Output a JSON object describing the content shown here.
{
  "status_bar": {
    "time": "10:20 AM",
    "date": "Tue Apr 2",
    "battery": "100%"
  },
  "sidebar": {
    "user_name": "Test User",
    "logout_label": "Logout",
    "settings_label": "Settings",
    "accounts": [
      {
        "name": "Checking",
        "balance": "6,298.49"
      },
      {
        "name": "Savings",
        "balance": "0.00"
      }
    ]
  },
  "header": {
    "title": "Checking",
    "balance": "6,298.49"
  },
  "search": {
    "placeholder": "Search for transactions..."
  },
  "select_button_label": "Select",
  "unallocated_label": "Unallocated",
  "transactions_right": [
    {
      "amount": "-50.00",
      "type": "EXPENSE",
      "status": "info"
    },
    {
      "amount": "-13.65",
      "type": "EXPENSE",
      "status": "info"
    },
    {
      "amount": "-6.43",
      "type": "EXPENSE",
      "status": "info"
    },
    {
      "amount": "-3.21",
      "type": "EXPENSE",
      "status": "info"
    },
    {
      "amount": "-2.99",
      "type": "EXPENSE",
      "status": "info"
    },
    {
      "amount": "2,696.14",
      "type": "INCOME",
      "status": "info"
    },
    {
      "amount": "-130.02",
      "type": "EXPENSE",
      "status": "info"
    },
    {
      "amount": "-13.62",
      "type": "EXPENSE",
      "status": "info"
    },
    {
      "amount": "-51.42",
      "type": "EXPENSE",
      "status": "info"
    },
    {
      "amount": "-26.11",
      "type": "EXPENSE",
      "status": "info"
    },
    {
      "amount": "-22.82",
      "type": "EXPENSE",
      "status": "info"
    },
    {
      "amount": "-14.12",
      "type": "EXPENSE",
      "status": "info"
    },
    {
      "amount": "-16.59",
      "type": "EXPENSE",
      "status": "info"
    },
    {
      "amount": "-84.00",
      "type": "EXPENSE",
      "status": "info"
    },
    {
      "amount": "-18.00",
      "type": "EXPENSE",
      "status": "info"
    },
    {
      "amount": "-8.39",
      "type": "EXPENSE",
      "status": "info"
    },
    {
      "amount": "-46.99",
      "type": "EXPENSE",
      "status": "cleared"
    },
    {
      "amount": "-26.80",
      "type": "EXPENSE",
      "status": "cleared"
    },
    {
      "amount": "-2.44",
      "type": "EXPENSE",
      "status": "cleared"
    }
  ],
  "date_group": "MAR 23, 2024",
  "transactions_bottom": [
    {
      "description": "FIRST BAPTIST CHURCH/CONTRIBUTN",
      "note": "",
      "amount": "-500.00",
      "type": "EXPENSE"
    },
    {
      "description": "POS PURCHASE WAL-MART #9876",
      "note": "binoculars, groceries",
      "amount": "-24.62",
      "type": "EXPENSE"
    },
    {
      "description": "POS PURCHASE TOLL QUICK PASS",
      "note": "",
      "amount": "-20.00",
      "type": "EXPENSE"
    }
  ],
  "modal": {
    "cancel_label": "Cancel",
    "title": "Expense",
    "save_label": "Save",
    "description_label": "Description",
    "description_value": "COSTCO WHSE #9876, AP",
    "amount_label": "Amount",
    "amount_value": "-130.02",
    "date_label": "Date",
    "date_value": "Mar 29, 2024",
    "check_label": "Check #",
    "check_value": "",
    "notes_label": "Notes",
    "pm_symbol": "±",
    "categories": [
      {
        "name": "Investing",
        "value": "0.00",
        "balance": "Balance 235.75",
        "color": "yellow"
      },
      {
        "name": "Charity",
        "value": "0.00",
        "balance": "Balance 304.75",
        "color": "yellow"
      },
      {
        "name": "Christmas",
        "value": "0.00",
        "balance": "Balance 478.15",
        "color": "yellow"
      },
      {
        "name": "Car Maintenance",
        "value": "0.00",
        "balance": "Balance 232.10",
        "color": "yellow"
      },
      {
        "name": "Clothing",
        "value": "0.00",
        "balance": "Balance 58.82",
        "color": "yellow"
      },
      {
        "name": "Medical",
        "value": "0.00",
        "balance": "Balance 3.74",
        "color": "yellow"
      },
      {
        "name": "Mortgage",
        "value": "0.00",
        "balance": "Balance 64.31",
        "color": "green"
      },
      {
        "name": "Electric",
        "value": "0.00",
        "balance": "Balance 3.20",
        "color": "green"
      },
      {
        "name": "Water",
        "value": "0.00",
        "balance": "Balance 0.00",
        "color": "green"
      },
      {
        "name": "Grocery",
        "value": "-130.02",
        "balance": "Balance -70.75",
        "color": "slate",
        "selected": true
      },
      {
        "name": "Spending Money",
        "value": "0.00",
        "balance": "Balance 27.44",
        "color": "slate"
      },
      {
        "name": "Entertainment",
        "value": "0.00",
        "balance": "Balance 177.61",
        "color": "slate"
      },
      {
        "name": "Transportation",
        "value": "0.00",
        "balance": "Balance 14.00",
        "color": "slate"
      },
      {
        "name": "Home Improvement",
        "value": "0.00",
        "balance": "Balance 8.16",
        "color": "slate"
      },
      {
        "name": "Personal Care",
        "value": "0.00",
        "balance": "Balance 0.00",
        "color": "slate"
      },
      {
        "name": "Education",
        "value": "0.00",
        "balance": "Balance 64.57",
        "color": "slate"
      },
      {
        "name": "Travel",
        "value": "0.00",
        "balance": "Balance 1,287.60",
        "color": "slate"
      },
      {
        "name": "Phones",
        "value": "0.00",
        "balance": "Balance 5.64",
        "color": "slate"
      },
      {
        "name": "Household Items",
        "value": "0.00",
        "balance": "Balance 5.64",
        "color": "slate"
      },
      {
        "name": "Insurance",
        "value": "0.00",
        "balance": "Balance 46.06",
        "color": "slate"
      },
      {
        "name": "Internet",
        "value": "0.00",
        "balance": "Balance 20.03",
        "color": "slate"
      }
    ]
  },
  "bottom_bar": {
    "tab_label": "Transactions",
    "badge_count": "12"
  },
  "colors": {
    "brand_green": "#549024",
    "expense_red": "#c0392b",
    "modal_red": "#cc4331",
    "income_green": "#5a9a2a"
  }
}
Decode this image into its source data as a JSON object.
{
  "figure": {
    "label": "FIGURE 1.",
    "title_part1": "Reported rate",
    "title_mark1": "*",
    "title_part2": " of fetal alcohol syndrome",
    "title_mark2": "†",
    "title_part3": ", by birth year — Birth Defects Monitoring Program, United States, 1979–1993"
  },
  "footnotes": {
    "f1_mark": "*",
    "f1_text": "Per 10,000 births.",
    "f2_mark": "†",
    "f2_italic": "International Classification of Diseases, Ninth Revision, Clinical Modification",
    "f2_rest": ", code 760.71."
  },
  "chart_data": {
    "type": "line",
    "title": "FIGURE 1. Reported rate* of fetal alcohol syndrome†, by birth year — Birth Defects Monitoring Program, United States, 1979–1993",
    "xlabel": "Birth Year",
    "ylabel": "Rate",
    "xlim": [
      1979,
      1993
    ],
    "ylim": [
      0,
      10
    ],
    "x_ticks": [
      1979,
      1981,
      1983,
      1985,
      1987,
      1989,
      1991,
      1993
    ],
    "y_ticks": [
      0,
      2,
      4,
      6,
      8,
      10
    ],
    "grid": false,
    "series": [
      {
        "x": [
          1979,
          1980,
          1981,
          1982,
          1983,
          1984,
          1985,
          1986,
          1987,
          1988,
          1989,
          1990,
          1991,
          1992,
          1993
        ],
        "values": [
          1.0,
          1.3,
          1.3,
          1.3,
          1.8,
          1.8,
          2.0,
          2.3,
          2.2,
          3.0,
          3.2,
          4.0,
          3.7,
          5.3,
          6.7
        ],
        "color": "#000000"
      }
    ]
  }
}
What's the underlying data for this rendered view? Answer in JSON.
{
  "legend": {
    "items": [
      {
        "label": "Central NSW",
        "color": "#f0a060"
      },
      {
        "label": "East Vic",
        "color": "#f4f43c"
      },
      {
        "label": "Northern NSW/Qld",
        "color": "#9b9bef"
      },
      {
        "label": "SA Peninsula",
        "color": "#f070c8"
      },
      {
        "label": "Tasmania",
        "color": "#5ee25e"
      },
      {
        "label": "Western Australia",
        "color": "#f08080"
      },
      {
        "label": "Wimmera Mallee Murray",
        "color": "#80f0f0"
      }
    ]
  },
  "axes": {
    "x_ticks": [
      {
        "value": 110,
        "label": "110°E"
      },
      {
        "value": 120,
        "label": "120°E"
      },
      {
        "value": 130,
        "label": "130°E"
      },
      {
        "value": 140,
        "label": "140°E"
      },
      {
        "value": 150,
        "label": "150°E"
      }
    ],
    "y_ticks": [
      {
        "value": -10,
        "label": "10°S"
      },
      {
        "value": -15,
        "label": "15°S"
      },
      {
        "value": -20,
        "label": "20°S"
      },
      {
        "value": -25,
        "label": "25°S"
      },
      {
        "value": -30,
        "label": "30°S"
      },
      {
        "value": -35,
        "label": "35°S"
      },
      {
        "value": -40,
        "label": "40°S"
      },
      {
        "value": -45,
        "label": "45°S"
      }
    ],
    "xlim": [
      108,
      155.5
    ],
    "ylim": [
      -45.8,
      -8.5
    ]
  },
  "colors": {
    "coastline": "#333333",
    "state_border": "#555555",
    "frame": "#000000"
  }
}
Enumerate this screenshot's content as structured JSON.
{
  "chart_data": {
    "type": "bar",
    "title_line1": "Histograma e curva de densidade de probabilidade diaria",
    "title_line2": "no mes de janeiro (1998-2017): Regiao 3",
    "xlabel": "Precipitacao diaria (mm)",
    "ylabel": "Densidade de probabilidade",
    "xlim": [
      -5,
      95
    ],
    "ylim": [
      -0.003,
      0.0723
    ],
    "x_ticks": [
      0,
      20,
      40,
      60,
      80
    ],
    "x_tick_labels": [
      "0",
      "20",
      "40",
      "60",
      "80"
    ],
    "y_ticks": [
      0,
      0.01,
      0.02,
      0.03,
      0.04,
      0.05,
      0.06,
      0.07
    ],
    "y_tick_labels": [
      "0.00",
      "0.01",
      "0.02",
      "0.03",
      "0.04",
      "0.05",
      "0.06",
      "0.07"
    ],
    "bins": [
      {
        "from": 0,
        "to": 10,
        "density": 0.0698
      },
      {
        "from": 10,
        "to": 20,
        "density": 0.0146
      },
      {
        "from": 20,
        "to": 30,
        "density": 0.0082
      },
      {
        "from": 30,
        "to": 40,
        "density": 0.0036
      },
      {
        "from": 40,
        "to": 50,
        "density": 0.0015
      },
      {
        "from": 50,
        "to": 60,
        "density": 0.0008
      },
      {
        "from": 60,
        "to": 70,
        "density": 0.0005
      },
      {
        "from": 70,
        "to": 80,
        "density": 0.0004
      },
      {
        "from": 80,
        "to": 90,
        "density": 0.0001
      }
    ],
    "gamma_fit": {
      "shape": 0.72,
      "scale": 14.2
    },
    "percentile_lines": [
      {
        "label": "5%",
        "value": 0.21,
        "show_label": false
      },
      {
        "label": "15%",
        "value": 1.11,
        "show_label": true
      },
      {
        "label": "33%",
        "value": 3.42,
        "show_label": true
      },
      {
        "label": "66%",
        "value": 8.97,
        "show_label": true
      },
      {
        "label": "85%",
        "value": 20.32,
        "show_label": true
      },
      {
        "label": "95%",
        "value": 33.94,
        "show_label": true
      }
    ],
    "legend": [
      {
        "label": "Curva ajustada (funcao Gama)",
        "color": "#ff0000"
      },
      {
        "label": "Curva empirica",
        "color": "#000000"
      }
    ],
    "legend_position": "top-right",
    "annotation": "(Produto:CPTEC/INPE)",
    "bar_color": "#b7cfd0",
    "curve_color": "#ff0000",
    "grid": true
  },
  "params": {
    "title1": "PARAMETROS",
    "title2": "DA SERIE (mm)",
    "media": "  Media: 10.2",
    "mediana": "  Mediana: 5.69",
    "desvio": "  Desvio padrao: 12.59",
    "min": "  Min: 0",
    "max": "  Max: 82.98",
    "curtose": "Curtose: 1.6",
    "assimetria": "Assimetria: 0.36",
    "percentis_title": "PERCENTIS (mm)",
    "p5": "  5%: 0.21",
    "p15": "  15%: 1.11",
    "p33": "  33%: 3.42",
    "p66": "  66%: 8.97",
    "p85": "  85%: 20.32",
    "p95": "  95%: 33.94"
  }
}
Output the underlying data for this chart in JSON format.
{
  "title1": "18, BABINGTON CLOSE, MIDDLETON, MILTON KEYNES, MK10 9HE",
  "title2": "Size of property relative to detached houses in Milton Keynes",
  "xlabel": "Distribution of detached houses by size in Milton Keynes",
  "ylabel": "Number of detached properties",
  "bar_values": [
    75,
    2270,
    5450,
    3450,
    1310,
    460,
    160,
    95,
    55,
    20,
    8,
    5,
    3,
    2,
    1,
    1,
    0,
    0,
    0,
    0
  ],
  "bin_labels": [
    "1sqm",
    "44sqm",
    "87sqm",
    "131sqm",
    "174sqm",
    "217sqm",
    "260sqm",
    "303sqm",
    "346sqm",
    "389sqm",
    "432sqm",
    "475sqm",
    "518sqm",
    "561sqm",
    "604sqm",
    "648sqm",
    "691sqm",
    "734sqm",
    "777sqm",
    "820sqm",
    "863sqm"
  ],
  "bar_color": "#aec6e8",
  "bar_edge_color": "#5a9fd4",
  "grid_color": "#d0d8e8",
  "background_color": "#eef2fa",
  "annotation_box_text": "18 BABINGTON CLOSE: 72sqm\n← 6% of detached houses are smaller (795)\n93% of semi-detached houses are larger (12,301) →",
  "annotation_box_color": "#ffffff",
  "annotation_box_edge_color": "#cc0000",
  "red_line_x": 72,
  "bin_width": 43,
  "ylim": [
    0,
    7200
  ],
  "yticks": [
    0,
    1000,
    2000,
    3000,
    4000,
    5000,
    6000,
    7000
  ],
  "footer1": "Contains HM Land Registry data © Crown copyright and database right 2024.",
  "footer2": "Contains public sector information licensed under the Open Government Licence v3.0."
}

+---+

Gather each line of the records holding the string "Monitoring".

**FINAL ANSWER:**
    "title_part3": ", by birth year — Birth Defects Monitoring Program, United States, 1979–1993"
    "title": "FIGURE 1. Reported rate* of fetal alcohol syndrome†, by birth year — Birth Defects Monitoring Program, United States, 1979–1993",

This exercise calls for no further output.